§ **Written request**
The data below should be printed in full, exactly, and without any of its images.

(Stored records)
========================================================================

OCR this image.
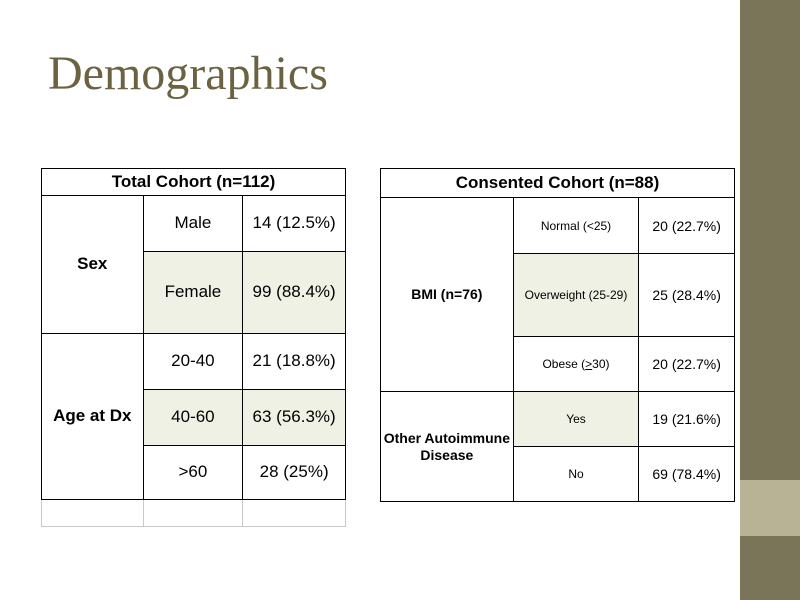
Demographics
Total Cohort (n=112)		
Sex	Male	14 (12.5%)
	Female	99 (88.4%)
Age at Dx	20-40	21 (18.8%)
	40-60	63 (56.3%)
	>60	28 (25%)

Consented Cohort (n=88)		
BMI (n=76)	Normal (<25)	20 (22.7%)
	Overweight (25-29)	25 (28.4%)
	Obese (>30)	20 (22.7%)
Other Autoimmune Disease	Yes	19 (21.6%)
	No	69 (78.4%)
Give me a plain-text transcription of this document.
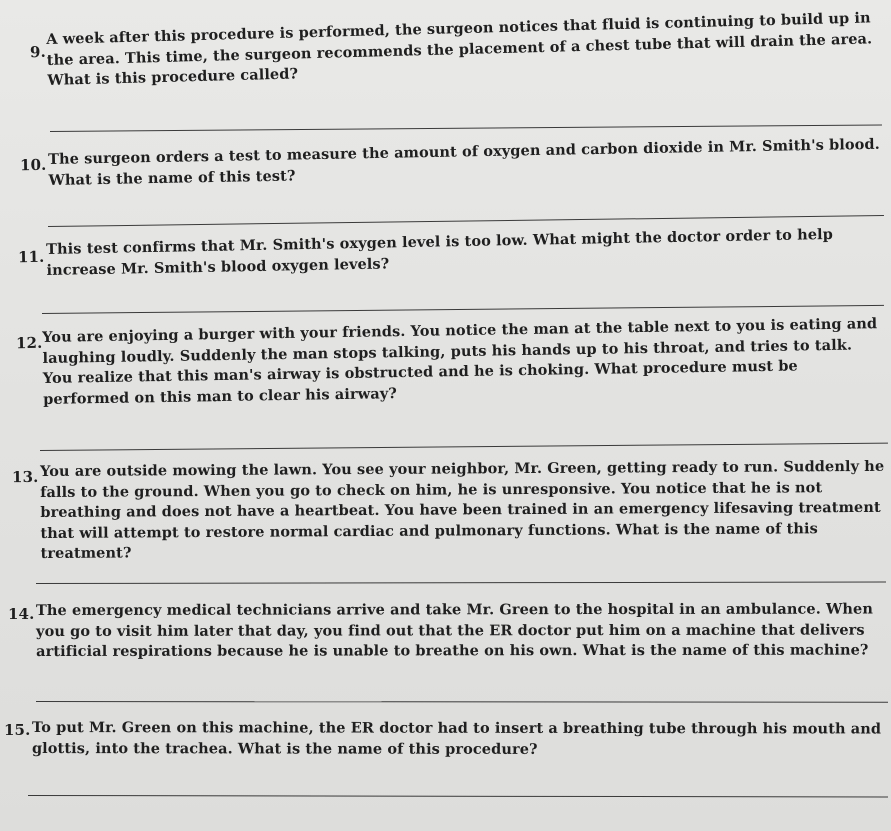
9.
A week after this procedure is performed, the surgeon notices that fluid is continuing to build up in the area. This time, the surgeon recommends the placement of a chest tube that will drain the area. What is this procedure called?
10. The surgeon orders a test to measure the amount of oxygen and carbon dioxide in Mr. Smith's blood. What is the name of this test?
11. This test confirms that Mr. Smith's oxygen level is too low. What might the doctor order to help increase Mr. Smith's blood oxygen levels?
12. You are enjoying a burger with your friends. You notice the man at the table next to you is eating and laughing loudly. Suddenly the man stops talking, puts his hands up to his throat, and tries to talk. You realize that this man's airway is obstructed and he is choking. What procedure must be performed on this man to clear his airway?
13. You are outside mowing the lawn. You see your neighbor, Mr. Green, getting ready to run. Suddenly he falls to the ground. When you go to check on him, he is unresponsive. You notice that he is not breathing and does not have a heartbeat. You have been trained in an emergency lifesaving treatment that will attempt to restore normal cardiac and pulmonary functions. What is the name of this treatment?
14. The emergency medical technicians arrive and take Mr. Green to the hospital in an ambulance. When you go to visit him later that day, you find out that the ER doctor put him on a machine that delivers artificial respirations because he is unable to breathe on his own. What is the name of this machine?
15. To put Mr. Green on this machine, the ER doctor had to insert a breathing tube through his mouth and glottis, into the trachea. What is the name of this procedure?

========================================================================

§ **Task answer**
OCR this image.
Demographics
Total Cohort (n=112)		
Sex	Male	14 (12.5%)
	Female	99 (88.4%)
Age at Dx	20-40	21 (18.8%)
	40-60	63 (56.3%)
	>60	28 (25%)

Consented Cohort (n=88)		
BMI (n=76)	Normal (<25)	20 (22.7%)
	Overweight (25-29)	25 (28.4%)
	Obese (>30)	20 (22.7%)
Other Autoimmune Disease	Yes	19 (21.6%)
	No	69 (78.4%)
Give me a plain-text transcription of this document.
9.
A week after this procedure is performed, the surgeon notices that fluid is continuing to build up in the area. This time, the surgeon recommends the placement of a chest tube that will drain the area. What is this procedure called?
10. The surgeon orders a test to measure the amount of oxygen and carbon dioxide in Mr. Smith's blood. What is the name of this test?
11. This test confirms that Mr. Smith's oxygen level is too low. What might the doctor order to help increase Mr. Smith's blood oxygen levels?
12. You are enjoying a burger with your friends. You notice the man at the table next to you is eating and laughing loudly. Suddenly the man stops talking, puts his hands up to his throat, and tries to talk. You realize that this man's airway is obstructed and he is choking. What procedure must be performed on this man to clear his airway?
13. You are outside mowing the lawn. You see your neighbor, Mr. Green, getting ready to run. Suddenly he falls to the ground. When you go to check on him, he is unresponsive. You notice that he is not breathing and does not have a heartbeat. You have been trained in an emergency lifesaving treatment that will attempt to restore normal cardiac and pulmonary functions. What is the name of this treatment?
14. The emergency medical technicians arrive and take Mr. Green to the hospital in an ambulance. When you go to visit him later that day, you find out that the ER doctor put him on a machine that delivers artificial respirations because he is unable to breathe on his own. What is the name of this machine?
15. To put Mr. Green on this machine, the ER doctor had to insert a breathing tube through his mouth and glottis, into the trachea. What is the name of this procedure?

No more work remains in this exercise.